• **What is needed**
Below is a listing to write out in full, exactly as given, without its pictures.

(A block of data)

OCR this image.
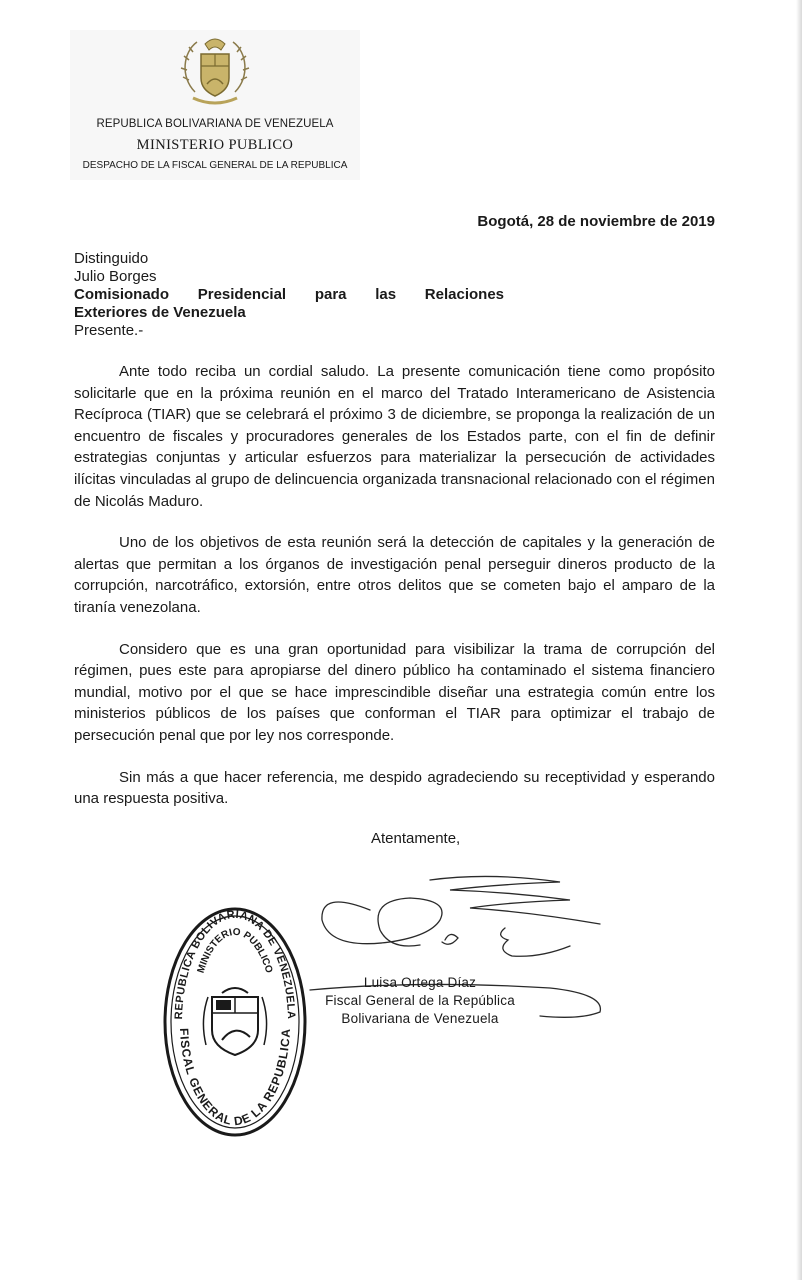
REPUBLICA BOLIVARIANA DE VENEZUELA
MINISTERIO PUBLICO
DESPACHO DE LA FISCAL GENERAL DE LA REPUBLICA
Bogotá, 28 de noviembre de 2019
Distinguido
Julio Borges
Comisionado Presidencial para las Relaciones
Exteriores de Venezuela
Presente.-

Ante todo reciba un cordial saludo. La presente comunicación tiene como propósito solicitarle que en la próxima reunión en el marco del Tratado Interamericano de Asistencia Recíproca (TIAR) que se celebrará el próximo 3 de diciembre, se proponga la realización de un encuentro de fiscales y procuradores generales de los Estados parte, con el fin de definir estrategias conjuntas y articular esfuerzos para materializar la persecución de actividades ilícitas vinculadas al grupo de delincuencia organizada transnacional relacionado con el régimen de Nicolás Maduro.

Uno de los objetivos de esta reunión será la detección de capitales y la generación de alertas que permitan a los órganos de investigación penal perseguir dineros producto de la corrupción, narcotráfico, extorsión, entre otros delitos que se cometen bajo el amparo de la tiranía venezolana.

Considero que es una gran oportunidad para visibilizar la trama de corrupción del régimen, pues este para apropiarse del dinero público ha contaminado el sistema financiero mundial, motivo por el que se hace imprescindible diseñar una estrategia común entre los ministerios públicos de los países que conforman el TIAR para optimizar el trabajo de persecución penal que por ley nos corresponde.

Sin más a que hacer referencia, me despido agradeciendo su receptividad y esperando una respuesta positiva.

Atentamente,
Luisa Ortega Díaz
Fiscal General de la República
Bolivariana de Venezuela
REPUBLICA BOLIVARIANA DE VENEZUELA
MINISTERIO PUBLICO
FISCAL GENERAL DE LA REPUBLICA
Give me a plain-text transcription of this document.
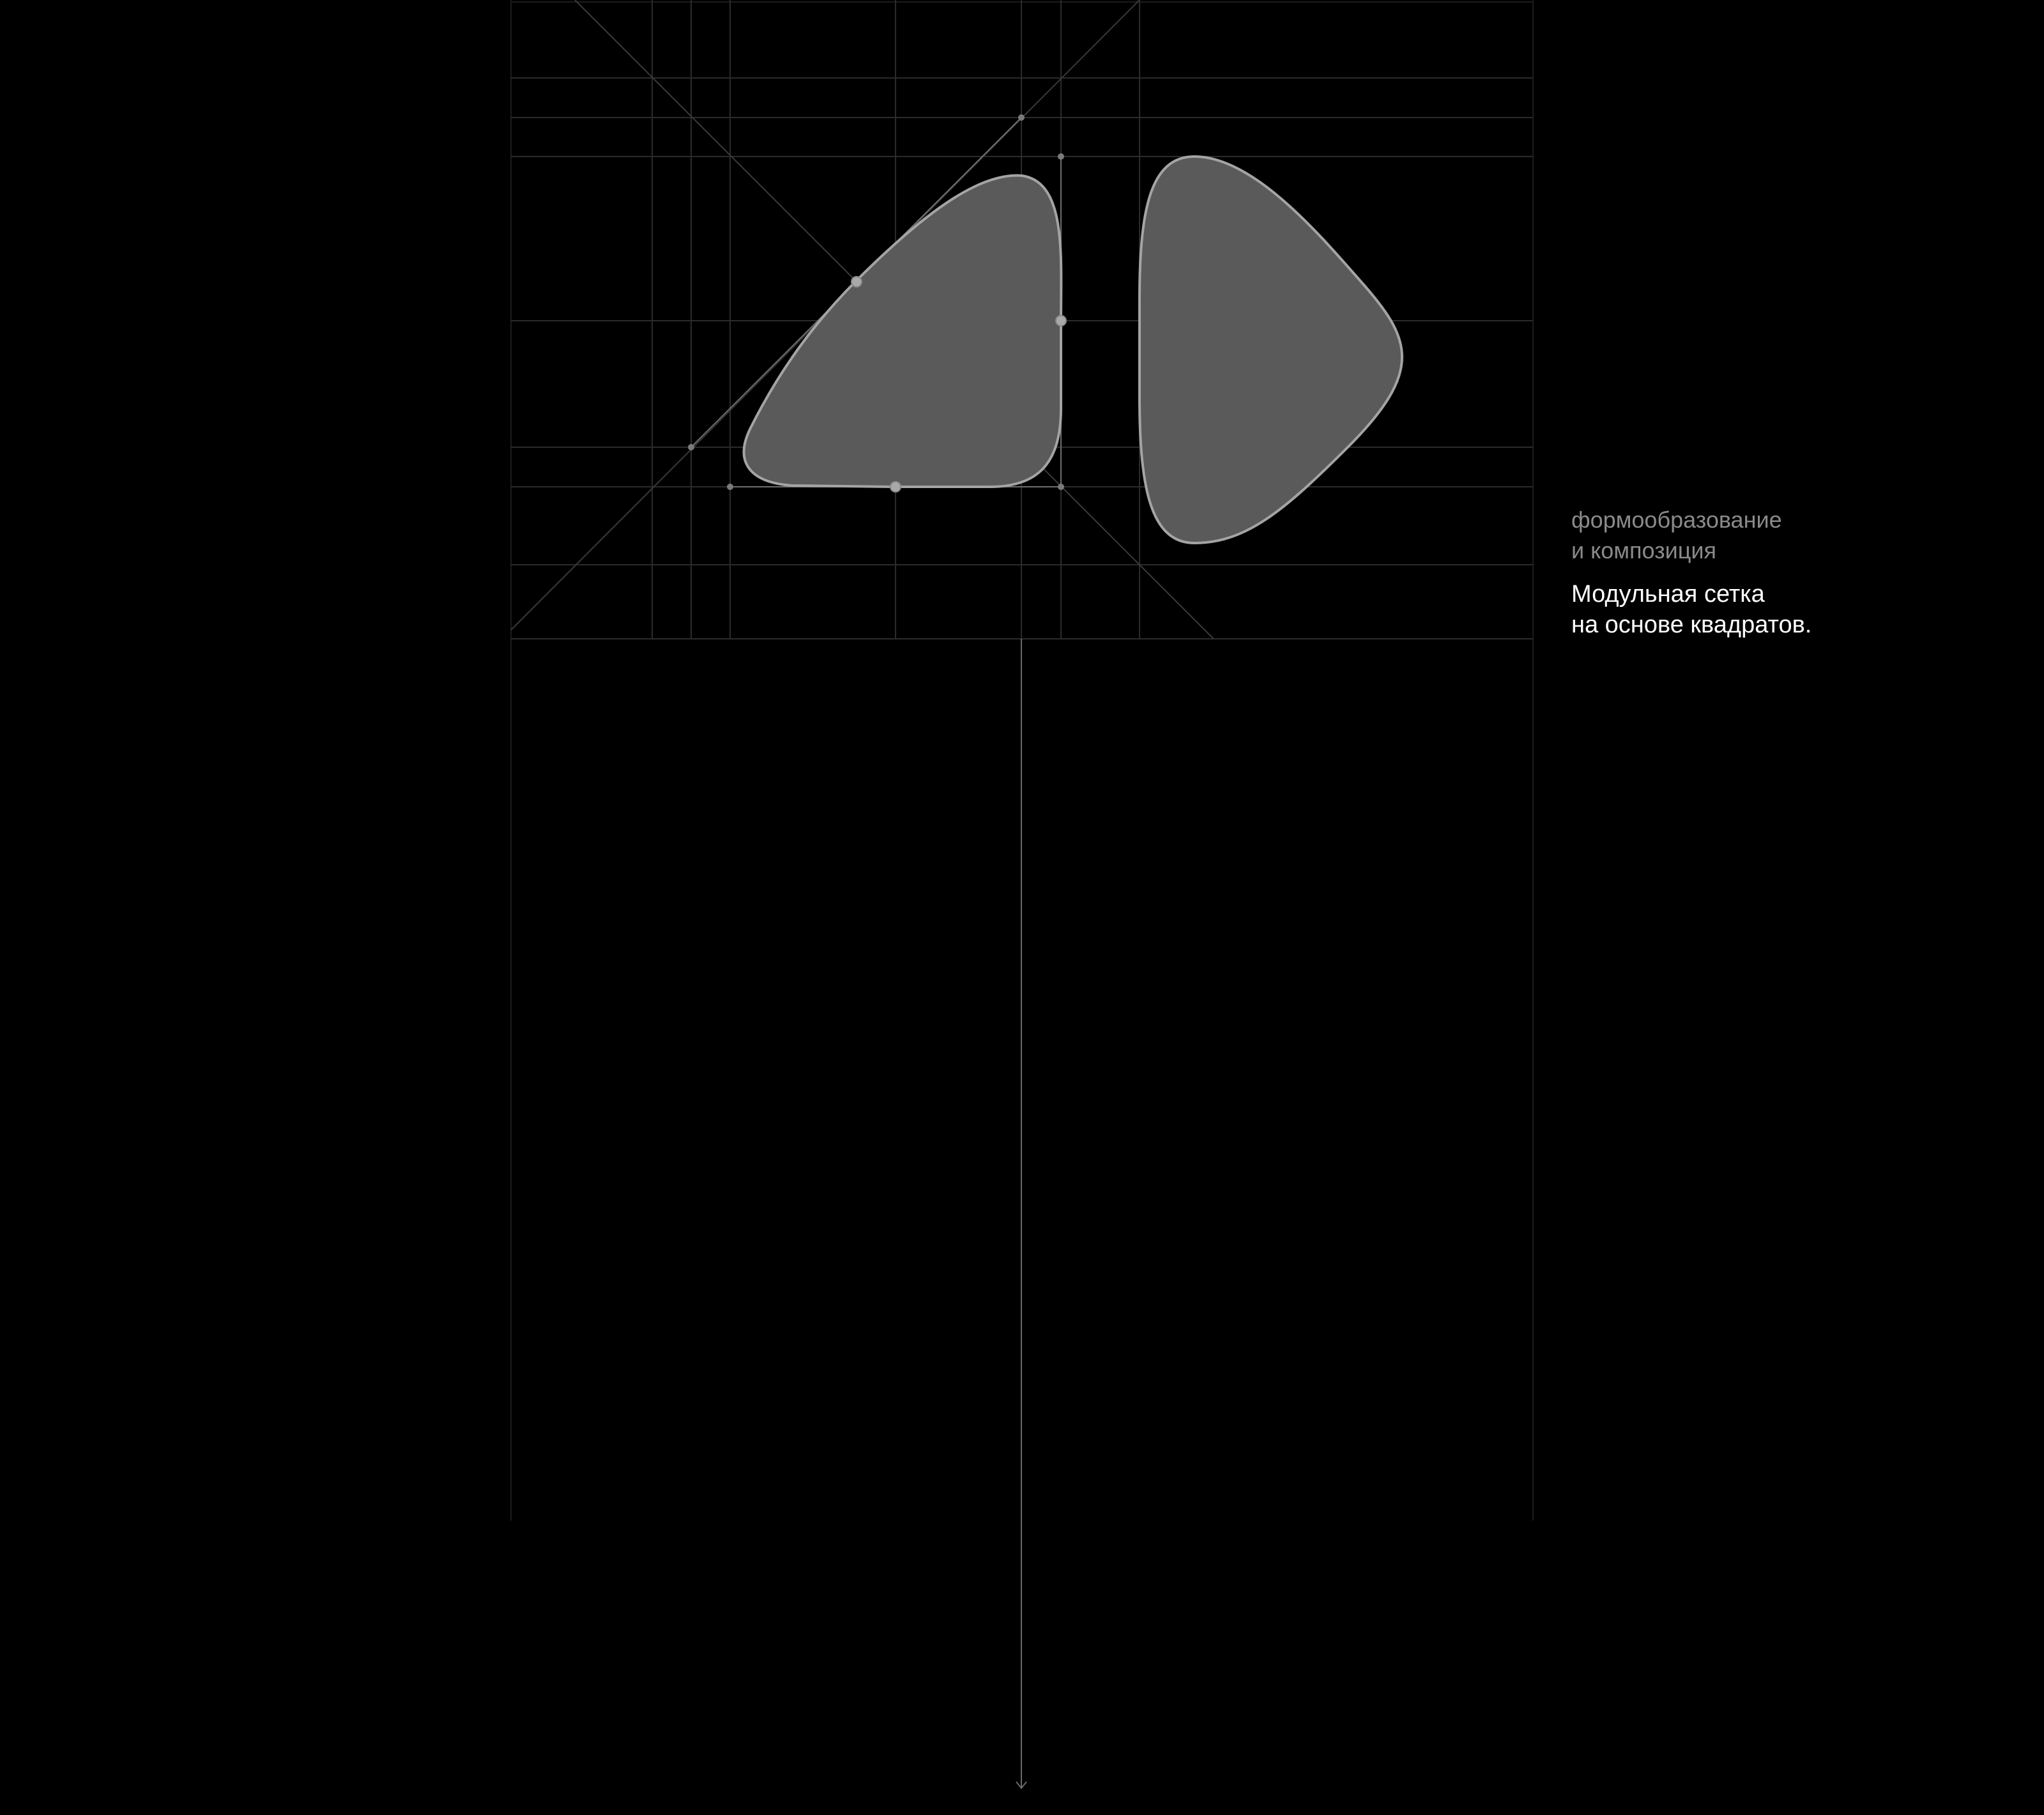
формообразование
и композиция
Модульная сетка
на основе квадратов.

• **Completed task**
OCR this image.
REPUBLICA BOLIVARIANA DE VENEZUELA
MINISTERIO PUBLICO
DESPACHO DE LA FISCAL GENERAL DE LA REPUBLICA
Bogotá, 28 de noviembre de 2019
Distinguido
Julio Borges
Comisionado Presidencial para las Relaciones
Exteriores de Venezuela
Presente.-

Ante todo reciba un cordial saludo. La presente comunicación tiene como propósito solicitarle que en la próxima reunión en el marco del Tratado Interamericano de Asistencia Recíproca (TIAR) que se celebrará el próximo 3 de diciembre, se proponga la realización de un encuentro de fiscales y procuradores generales de los Estados parte, con el fin de definir estrategias conjuntas y articular esfuerzos para materializar la persecución de actividades ilícitas vinculadas al grupo de delincuencia organizada transnacional relacionado con el régimen de Nicolás Maduro.

Uno de los objetivos de esta reunión será la detección de capitales y la generación de alertas que permitan a los órganos de investigación penal perseguir dineros producto de la corrupción, narcotráfico, extorsión, entre otros delitos que se cometen bajo el amparo de la tiranía venezolana.

Considero que es una gran oportunidad para visibilizar la trama de corrupción del régimen, pues este para apropiarse del dinero público ha contaminado el sistema financiero mundial, motivo por el que se hace imprescindible diseñar una estrategia común entre los ministerios públicos de los países que conforman el TIAR para optimizar el trabajo de persecución penal que por ley nos corresponde.

Sin más a que hacer referencia, me despido agradeciendo su receptividad y esperando una respuesta positiva.

Atentamente,
Luisa Ortega Díaz
Fiscal General de la República
Bolivariana de Venezuela
REPUBLICA BOLIVARIANA DE VENEZUELA
MINISTERIO PUBLICO
FISCAL GENERAL DE LA REPUBLICA
Give me a plain-text transcription of this document.
формообразование
и композиция
Модульная сетка
на основе квадратов.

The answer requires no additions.